▸ **REQUIREMENT**: Records follow. Copy every line with "BUSINESS".
start SUPPLIED MATERIAL
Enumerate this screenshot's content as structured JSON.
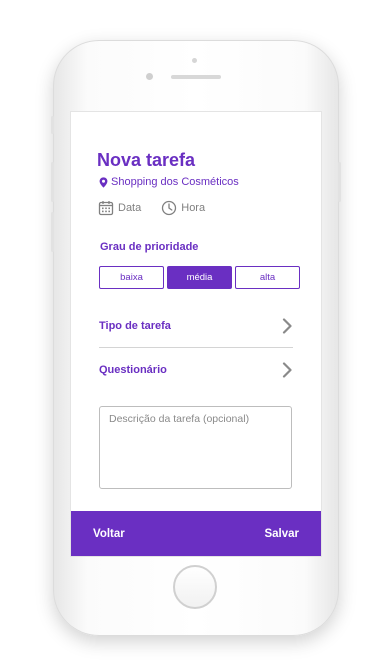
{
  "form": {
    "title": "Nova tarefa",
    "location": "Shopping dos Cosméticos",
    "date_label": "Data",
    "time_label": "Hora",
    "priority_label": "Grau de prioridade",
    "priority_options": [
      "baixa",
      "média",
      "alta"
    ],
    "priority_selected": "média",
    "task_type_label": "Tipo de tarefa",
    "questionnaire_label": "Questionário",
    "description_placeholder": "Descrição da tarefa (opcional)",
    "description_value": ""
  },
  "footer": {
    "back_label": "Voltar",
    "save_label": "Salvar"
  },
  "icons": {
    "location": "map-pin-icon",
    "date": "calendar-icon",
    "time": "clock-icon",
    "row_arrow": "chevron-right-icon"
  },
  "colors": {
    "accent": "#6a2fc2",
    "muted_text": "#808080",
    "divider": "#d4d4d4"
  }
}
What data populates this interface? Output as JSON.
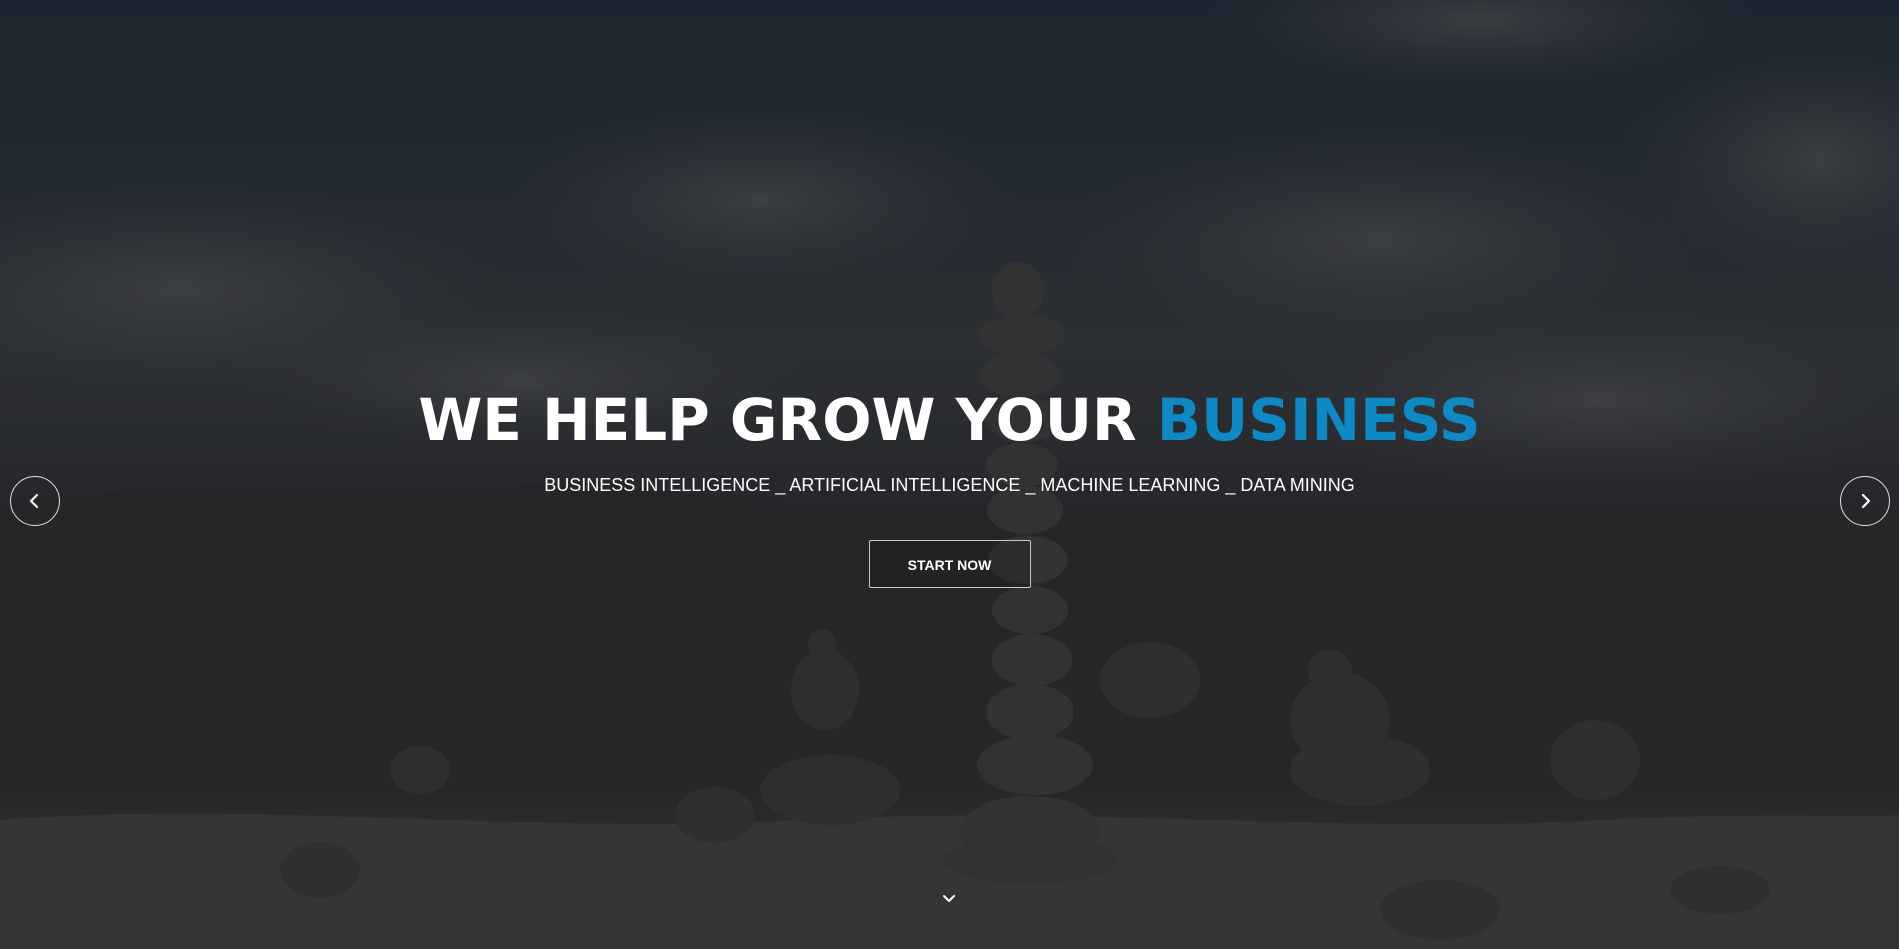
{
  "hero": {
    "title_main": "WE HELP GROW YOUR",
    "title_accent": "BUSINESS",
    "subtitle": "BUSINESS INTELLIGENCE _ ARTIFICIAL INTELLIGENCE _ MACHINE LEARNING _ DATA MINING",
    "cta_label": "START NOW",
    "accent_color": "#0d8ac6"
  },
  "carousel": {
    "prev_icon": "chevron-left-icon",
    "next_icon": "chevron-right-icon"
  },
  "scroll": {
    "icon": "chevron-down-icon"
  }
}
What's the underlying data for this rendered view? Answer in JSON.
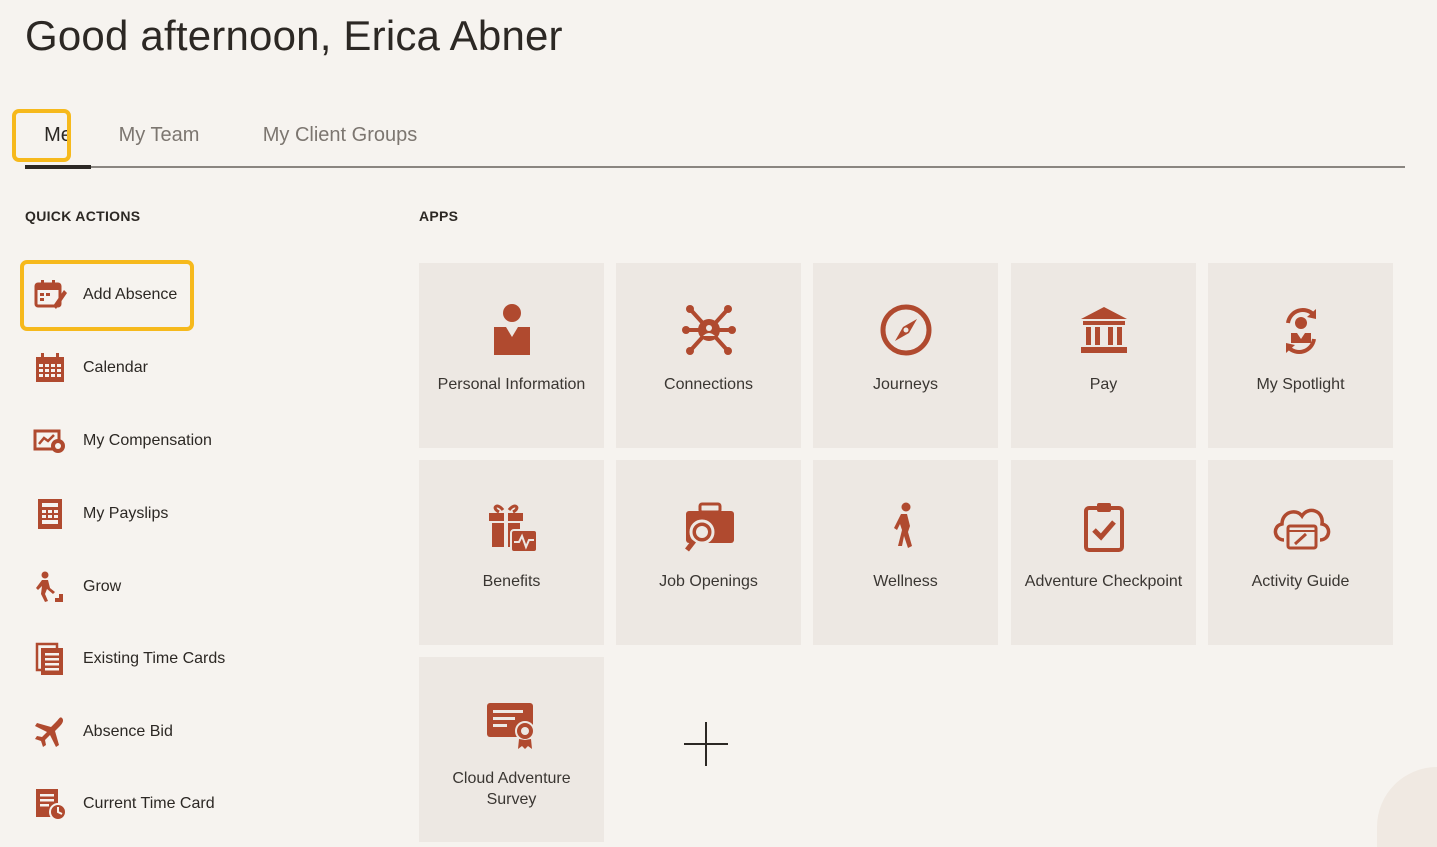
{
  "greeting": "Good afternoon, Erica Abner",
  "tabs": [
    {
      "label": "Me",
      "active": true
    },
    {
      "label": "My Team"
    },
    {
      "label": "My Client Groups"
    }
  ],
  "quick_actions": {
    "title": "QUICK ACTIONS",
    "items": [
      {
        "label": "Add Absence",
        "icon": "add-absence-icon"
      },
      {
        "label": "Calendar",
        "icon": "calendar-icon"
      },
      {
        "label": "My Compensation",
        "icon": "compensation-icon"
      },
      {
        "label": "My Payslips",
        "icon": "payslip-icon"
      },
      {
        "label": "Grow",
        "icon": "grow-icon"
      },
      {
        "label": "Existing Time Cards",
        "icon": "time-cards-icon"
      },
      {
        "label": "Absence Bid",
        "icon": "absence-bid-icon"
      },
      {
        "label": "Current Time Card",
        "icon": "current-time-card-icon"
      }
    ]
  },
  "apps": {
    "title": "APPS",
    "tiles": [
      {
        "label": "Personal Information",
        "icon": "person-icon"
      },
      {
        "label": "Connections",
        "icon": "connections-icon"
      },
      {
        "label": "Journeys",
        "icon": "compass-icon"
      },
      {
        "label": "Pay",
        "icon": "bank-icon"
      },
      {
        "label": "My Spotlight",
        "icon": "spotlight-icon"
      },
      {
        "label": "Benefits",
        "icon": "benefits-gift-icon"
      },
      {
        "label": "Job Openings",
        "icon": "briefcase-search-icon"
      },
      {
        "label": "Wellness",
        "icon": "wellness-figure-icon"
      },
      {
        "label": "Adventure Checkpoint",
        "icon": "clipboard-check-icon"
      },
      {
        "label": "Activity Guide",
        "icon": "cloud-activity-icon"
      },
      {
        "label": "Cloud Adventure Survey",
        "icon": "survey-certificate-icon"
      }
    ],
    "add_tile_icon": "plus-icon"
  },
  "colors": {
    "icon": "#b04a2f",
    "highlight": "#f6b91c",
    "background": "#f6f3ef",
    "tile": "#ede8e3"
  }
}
end SUPPLIED MATERIAL
▸ **OUTPUT**:
    "title_accent": "BUSINESS",
    "subtitle": "BUSINESS INTELLIGENCE _ ARTIFICIAL INTELLIGENCE _ MACHINE LEARNING _ DATA MINING",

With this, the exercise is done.